• **TASK BRIEF**
Reproduce exactly the lines starting at the line that contains "Decode this image" and ending at the line that contains "Output a JSON". Omit pictures.

• **INPUT FOR THIS TASK**
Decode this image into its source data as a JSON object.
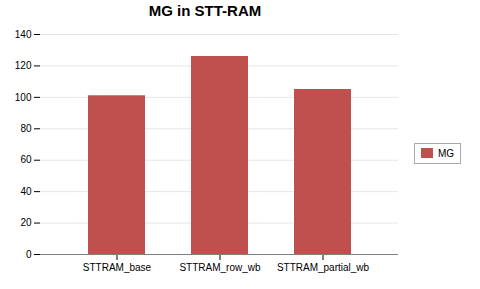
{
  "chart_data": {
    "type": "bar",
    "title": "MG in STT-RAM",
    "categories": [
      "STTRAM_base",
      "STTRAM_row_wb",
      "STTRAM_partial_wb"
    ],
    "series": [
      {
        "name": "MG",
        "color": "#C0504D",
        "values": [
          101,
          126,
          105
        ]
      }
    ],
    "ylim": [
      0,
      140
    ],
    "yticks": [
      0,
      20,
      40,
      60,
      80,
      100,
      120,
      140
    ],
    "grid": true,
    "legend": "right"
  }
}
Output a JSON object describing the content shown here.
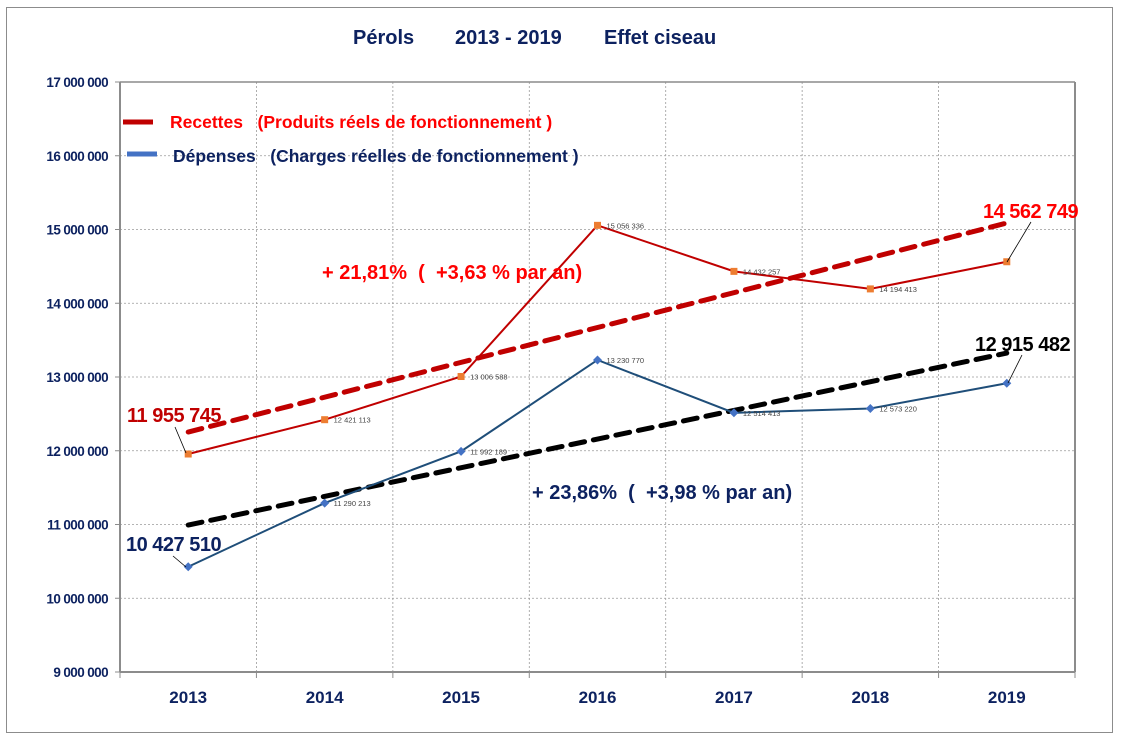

--

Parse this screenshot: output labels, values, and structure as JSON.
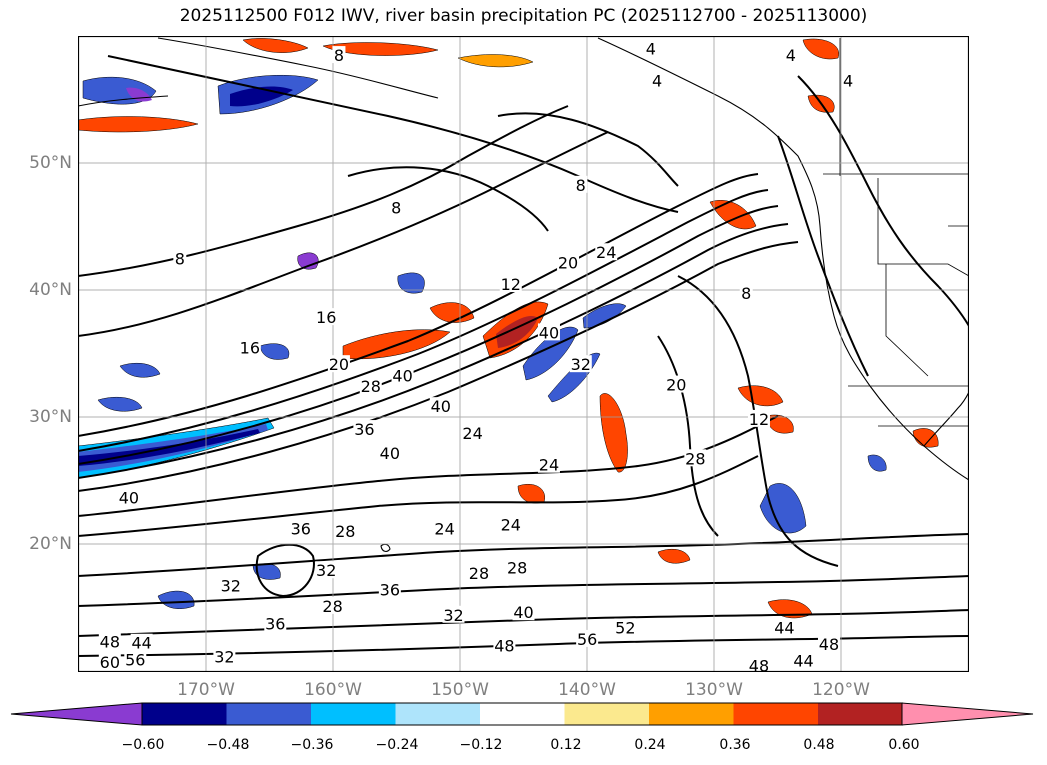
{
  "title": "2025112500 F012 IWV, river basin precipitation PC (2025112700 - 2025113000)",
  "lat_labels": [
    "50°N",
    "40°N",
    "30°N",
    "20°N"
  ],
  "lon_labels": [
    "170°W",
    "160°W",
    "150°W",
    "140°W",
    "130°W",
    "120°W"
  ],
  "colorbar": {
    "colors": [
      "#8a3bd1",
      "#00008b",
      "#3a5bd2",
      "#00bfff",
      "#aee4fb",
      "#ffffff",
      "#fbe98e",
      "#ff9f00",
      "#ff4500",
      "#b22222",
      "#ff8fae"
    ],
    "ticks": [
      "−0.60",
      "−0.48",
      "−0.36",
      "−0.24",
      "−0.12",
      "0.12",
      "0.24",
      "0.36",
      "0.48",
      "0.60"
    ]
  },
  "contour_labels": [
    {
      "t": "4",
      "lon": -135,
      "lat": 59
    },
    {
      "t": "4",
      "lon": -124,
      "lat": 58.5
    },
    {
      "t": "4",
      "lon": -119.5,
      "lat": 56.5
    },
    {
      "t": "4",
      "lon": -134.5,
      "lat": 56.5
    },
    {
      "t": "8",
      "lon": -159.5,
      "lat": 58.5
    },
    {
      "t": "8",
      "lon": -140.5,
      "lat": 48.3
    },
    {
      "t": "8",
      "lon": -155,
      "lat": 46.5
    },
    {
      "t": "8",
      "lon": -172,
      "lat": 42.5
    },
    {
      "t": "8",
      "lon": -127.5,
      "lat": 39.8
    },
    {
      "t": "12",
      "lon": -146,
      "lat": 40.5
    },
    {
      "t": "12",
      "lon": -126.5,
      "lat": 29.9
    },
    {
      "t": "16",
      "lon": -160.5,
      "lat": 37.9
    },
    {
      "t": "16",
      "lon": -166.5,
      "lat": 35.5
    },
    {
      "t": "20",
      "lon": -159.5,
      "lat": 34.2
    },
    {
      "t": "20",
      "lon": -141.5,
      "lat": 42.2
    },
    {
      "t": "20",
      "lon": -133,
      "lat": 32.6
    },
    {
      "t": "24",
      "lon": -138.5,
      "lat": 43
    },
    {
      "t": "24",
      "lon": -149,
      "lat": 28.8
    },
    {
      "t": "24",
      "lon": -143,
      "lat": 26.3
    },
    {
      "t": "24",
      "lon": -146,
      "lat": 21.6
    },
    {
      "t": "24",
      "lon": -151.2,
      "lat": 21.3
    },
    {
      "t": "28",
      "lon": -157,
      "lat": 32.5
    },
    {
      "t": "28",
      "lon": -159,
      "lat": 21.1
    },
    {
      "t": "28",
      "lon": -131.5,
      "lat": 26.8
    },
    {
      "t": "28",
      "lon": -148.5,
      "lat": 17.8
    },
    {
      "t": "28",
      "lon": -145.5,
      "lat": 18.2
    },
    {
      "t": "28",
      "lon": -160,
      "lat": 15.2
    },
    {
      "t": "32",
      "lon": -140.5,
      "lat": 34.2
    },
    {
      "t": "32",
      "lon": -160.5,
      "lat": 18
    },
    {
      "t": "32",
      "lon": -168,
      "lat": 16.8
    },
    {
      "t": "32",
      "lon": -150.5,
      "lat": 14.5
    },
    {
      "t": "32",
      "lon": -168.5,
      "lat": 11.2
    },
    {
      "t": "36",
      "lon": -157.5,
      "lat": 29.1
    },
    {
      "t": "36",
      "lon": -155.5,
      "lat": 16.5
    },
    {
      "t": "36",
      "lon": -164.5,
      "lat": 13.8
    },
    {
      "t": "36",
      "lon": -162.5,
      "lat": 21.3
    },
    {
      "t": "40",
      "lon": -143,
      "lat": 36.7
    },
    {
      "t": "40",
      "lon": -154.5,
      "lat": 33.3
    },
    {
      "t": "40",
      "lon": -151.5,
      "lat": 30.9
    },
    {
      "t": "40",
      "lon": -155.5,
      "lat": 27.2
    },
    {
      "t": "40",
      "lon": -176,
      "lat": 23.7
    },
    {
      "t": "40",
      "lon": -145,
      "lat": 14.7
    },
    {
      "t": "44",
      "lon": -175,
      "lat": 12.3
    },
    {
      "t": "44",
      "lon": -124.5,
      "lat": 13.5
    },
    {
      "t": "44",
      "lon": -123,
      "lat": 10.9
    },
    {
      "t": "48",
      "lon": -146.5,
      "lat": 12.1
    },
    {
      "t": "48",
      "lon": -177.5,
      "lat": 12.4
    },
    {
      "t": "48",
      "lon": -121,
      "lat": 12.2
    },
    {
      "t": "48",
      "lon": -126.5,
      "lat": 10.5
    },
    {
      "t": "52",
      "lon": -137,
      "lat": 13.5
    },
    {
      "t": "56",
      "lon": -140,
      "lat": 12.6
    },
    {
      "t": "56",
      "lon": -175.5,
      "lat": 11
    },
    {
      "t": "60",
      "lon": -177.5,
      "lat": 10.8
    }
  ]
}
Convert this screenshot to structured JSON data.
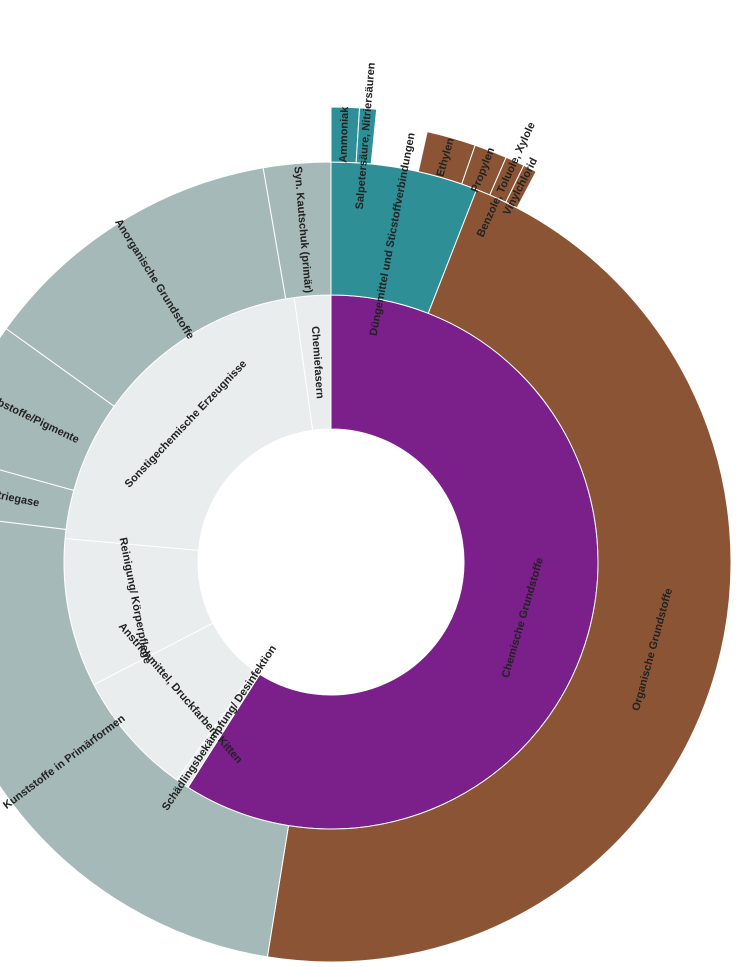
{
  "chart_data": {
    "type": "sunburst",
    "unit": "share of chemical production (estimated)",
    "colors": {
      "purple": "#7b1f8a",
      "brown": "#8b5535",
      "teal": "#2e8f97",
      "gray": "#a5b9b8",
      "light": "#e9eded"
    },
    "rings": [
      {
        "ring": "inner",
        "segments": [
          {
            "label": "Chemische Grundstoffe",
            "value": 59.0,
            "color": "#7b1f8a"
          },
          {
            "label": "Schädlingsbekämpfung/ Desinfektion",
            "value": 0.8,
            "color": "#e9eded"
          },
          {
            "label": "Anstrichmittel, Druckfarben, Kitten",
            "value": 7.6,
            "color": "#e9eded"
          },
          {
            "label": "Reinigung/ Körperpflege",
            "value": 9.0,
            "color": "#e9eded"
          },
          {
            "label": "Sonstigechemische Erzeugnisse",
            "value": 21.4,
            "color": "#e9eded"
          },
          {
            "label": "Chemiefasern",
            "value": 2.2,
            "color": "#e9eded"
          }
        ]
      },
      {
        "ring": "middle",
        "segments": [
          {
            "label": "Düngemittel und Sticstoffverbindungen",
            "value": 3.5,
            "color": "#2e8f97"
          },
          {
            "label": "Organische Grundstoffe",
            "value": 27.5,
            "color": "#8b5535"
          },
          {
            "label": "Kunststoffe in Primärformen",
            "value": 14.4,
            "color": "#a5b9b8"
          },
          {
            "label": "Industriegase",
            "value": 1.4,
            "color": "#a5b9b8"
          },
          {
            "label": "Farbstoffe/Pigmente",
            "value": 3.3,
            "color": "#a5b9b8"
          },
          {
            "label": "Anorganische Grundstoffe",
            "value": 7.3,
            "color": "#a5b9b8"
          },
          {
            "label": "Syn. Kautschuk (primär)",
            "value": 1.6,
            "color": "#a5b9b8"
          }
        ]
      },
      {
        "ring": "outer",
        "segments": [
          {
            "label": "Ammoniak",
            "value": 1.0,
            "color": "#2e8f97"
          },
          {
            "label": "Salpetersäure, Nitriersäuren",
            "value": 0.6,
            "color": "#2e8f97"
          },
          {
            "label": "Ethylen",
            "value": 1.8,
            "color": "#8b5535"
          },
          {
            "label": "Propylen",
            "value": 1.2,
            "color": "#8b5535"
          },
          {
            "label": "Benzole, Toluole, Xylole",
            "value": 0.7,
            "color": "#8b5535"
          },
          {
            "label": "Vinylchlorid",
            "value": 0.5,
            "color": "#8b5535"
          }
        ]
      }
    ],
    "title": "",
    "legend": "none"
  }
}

• **RESULT FOR THIS EXERCISE**
Decode this image into its source data as a JSON object.
{
  "chart_data": {
    "type": "bar",
    "title": "MG in STT-RAM",
    "categories": [
      "STTRAM_base",
      "STTRAM_row_wb",
      "STTRAM_partial_wb"
    ],
    "series": [
      {
        "name": "MG",
        "color": "#C0504D",
        "values": [
          101,
          126,
          105
        ]
      }
    ],
    "ylim": [
      0,
      140
    ],
    "yticks": [
      0,
      20,
      40,
      60,
      80,
      100,
      120,
      140
    ],
    "grid": true,
    "legend": "right"
  }
}
Output a JSON object describing the content shown here.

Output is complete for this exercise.